* _EXERCISE MATERIALS_
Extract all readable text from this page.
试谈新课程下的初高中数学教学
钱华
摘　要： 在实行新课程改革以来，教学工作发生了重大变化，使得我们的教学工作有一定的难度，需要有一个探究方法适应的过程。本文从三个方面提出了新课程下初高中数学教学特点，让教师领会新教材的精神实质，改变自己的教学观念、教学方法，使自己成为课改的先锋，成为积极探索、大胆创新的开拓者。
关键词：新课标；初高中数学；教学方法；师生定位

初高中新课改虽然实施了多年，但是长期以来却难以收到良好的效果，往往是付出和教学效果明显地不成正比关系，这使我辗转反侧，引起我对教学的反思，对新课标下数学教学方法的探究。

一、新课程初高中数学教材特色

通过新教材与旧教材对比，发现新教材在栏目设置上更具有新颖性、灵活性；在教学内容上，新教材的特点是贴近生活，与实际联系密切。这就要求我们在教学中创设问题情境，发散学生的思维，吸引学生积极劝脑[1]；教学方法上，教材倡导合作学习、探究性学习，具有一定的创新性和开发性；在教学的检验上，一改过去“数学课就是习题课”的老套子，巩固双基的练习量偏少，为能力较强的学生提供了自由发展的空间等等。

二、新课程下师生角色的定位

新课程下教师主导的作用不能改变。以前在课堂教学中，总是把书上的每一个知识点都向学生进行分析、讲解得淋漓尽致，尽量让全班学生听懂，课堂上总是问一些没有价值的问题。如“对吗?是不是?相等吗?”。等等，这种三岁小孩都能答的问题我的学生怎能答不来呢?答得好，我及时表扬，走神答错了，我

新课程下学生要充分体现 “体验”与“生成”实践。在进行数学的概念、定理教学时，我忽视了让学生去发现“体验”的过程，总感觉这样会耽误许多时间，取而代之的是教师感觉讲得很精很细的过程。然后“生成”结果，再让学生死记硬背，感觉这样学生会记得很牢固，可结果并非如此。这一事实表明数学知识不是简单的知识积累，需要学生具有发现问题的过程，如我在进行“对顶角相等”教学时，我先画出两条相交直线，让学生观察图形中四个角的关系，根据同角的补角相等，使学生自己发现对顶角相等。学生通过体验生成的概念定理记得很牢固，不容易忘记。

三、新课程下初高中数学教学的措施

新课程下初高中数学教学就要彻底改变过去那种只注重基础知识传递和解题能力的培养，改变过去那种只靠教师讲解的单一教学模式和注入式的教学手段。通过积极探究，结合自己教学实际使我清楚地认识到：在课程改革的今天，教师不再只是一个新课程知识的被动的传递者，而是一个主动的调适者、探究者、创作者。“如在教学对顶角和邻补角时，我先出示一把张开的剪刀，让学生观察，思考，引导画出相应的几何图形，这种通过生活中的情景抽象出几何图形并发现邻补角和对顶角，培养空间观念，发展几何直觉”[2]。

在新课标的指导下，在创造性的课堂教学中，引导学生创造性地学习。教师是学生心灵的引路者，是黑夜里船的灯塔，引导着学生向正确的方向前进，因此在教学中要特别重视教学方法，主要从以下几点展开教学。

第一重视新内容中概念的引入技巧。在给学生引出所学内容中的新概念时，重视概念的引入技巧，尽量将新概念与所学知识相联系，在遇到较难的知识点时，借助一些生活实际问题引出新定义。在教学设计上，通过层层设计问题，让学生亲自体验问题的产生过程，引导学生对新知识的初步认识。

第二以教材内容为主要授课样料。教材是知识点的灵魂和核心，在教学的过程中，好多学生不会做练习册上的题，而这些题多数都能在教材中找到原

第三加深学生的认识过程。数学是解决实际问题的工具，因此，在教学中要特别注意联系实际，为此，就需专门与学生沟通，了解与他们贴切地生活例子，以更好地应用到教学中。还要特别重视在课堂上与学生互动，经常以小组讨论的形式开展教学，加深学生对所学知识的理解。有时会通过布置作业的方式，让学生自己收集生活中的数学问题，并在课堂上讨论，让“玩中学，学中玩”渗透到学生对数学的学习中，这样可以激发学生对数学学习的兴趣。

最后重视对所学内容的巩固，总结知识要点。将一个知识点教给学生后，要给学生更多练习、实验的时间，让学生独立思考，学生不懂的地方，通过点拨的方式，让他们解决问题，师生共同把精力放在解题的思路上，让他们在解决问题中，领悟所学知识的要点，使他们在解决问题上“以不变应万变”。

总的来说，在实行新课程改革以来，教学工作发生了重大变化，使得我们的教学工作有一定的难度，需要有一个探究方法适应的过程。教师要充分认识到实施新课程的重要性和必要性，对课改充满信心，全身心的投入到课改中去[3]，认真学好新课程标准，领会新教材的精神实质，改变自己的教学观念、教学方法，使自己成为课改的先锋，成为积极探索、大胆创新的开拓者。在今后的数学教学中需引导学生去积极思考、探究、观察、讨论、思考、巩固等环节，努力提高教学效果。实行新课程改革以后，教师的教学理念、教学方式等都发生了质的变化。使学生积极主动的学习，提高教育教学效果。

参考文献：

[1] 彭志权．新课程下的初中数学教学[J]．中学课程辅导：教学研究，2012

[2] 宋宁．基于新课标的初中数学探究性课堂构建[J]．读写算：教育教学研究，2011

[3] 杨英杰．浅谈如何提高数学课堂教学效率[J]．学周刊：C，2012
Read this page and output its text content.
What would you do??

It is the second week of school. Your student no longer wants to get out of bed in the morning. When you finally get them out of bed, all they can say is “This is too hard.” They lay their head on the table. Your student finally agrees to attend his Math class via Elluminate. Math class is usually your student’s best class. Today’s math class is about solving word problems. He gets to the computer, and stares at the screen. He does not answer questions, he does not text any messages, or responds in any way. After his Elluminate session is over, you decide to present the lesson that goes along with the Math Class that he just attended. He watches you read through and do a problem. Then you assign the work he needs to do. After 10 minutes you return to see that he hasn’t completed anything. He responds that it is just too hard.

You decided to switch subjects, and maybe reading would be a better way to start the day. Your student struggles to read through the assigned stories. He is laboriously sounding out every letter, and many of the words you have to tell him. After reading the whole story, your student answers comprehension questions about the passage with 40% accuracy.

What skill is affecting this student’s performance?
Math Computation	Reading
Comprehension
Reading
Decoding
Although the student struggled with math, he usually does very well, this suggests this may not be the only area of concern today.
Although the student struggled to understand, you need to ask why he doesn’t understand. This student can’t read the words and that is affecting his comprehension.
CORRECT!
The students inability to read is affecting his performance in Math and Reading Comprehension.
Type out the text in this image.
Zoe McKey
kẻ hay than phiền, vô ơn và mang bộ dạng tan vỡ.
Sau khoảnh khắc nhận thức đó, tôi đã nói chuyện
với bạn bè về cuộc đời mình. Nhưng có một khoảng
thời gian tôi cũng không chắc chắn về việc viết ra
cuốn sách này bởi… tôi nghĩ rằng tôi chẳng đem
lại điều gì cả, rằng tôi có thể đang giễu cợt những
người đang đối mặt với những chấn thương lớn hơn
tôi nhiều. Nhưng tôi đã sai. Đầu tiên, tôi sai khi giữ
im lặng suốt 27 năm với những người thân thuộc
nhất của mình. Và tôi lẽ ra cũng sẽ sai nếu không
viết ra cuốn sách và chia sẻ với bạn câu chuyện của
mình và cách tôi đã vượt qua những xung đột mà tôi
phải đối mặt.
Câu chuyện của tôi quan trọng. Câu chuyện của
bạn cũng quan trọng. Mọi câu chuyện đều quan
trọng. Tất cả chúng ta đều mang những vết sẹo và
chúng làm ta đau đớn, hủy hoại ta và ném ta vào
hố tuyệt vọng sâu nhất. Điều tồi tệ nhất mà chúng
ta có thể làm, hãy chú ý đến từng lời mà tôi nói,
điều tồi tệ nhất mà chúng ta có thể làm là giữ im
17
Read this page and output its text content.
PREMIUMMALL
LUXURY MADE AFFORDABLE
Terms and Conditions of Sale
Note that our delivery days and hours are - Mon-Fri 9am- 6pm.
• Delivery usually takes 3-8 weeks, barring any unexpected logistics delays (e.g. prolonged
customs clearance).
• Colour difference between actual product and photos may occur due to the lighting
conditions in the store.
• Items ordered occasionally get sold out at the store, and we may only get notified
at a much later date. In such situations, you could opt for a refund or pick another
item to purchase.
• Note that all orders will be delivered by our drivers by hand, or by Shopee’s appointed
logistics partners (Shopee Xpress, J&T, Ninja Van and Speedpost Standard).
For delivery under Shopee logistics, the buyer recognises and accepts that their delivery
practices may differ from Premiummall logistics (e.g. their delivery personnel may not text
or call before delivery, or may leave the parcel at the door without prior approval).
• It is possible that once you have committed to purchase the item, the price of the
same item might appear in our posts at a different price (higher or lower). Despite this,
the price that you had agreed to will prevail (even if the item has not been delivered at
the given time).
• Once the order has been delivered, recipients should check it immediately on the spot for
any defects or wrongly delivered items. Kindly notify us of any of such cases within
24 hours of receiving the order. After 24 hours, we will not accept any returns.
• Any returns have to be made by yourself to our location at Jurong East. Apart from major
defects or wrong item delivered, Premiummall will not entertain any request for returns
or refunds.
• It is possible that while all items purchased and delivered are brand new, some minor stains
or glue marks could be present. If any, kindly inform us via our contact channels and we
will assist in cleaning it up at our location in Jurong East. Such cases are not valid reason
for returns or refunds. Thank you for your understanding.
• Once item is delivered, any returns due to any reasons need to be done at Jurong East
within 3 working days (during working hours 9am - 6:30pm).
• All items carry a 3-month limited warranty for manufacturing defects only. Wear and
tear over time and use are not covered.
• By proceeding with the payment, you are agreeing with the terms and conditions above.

* _REQUIREMENT_
Find the string "Although" in the records, then copy each line where it occurs.

* _RESULT BELOW_
Although the student struggled with math, he usually does very well, this suggests this may not be the only area of concern today.
Although the student struggled to understand, you need to ask why he doesn’t understand. This student can’t read the words and that is affecting his comprehension.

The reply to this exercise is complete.